Work to complete. Where does the word "used" occur in the material? Copy each line that has it.

Data listing.
=== Begin Enclosure ===
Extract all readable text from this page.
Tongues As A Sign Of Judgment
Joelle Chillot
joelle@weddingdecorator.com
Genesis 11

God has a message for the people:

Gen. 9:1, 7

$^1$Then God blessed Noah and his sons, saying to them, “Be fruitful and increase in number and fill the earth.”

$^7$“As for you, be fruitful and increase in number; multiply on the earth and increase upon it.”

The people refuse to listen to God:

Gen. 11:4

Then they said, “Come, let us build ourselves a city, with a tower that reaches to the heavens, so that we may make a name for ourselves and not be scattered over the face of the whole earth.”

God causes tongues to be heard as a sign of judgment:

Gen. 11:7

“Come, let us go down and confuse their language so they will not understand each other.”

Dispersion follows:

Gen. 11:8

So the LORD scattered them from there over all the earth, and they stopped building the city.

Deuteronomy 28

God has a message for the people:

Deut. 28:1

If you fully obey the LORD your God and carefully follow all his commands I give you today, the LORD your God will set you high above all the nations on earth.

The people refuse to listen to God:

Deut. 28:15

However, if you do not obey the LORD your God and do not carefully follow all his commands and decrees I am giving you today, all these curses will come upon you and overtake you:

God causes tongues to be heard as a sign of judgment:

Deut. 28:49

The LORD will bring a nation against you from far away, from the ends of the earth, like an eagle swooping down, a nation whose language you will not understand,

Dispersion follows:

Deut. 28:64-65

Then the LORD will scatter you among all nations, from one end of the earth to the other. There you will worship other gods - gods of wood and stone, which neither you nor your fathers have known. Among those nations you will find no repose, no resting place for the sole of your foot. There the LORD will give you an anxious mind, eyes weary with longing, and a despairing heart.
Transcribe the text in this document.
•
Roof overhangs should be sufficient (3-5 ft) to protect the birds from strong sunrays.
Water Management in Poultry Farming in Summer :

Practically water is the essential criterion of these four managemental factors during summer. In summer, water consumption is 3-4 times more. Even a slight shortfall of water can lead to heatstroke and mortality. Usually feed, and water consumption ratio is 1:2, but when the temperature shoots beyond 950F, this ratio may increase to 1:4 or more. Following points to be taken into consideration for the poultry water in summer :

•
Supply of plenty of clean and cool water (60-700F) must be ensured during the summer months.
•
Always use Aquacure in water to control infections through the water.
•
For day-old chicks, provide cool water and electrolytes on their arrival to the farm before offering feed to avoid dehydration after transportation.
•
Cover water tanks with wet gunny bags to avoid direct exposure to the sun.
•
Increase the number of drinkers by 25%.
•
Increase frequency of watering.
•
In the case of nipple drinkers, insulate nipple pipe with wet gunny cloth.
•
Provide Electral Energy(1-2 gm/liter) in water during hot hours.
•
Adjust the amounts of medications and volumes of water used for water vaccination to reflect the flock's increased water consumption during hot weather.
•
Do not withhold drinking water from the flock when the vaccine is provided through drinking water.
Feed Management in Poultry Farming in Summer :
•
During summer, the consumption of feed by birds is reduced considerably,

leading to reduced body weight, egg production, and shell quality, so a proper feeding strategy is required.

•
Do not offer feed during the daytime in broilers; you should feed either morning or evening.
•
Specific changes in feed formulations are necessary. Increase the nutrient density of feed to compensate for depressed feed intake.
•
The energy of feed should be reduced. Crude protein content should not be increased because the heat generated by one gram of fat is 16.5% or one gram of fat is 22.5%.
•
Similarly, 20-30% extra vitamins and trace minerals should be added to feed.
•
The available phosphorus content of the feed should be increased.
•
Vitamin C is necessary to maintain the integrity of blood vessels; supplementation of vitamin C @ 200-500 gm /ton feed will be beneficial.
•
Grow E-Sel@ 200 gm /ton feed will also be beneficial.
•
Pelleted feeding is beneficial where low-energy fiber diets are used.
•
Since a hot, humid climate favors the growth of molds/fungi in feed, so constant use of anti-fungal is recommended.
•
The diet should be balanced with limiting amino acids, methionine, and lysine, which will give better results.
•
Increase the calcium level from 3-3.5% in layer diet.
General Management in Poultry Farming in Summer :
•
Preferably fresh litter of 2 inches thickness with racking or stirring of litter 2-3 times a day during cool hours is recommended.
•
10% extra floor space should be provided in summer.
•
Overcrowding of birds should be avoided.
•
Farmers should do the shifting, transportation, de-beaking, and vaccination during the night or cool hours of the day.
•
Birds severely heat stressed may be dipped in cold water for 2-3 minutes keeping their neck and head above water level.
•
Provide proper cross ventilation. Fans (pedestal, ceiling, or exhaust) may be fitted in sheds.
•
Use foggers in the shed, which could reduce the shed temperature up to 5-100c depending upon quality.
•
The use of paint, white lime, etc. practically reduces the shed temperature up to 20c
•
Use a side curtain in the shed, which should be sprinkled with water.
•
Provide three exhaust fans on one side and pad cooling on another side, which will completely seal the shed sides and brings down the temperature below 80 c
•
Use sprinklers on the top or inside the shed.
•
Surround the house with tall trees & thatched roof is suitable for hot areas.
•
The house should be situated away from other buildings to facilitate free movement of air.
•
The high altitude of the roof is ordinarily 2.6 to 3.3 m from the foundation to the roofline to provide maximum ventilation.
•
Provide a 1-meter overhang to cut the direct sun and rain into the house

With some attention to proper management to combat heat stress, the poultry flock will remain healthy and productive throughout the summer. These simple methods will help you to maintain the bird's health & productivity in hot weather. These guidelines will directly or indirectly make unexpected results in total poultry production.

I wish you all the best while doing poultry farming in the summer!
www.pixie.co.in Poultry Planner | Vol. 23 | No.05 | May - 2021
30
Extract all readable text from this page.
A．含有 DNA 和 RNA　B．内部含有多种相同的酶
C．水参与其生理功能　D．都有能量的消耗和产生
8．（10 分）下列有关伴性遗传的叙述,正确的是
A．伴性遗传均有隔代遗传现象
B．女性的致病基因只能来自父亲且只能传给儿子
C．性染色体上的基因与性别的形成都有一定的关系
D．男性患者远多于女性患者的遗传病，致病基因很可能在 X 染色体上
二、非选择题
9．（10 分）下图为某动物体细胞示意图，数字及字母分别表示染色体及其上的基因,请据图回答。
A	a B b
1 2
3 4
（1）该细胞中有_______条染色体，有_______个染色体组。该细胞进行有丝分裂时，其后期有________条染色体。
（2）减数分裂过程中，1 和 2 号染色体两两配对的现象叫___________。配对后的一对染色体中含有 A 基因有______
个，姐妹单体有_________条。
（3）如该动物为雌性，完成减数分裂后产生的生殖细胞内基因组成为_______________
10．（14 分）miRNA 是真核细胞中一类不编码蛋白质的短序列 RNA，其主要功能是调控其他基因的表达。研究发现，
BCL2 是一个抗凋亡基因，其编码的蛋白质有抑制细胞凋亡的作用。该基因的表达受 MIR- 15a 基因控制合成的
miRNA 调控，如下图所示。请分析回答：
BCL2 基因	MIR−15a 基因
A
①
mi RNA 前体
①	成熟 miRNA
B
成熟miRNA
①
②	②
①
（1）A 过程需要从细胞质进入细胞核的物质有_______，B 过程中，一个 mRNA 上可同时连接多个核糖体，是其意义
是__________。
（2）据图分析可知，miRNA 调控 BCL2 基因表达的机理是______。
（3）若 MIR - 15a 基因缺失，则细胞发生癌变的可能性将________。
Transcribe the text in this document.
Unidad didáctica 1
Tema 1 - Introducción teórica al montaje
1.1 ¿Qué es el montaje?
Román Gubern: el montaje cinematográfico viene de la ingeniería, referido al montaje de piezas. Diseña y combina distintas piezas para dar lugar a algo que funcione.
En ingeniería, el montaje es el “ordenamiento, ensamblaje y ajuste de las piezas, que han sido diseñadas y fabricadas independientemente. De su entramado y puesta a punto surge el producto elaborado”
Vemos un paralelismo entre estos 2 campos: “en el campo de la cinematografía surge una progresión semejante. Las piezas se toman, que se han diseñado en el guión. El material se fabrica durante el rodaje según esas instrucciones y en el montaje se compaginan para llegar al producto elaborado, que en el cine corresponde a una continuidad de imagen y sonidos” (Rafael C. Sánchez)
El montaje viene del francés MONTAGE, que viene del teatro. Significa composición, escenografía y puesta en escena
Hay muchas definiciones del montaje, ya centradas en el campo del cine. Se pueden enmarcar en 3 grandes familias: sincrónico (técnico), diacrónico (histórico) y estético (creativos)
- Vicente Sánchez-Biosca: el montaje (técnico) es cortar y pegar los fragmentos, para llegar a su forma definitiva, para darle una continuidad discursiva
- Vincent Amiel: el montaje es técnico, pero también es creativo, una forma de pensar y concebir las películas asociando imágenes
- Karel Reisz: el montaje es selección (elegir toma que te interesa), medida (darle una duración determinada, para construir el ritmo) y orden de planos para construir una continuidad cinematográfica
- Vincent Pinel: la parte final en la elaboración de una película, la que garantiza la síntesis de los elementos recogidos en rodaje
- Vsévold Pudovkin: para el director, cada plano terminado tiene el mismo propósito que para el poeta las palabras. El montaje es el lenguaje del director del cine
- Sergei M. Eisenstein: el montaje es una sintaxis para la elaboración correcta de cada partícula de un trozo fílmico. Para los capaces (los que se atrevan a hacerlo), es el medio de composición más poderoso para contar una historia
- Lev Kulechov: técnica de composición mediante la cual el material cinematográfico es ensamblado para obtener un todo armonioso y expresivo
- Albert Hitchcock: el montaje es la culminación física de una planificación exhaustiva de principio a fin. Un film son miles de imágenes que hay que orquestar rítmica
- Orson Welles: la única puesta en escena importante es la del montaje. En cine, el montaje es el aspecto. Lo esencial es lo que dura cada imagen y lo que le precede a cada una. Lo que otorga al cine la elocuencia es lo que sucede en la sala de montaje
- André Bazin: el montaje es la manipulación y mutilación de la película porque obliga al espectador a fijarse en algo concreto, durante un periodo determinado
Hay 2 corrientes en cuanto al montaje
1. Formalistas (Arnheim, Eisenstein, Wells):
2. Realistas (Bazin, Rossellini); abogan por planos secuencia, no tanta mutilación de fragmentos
=== End Enclosure ===
Solution below.
Adjust the amounts of medications and volumes of water used for water vaccination to reflect the flock's increased water consumption during hot weather.
Pelleted feeding is beneficial where low-energy fiber diets are used.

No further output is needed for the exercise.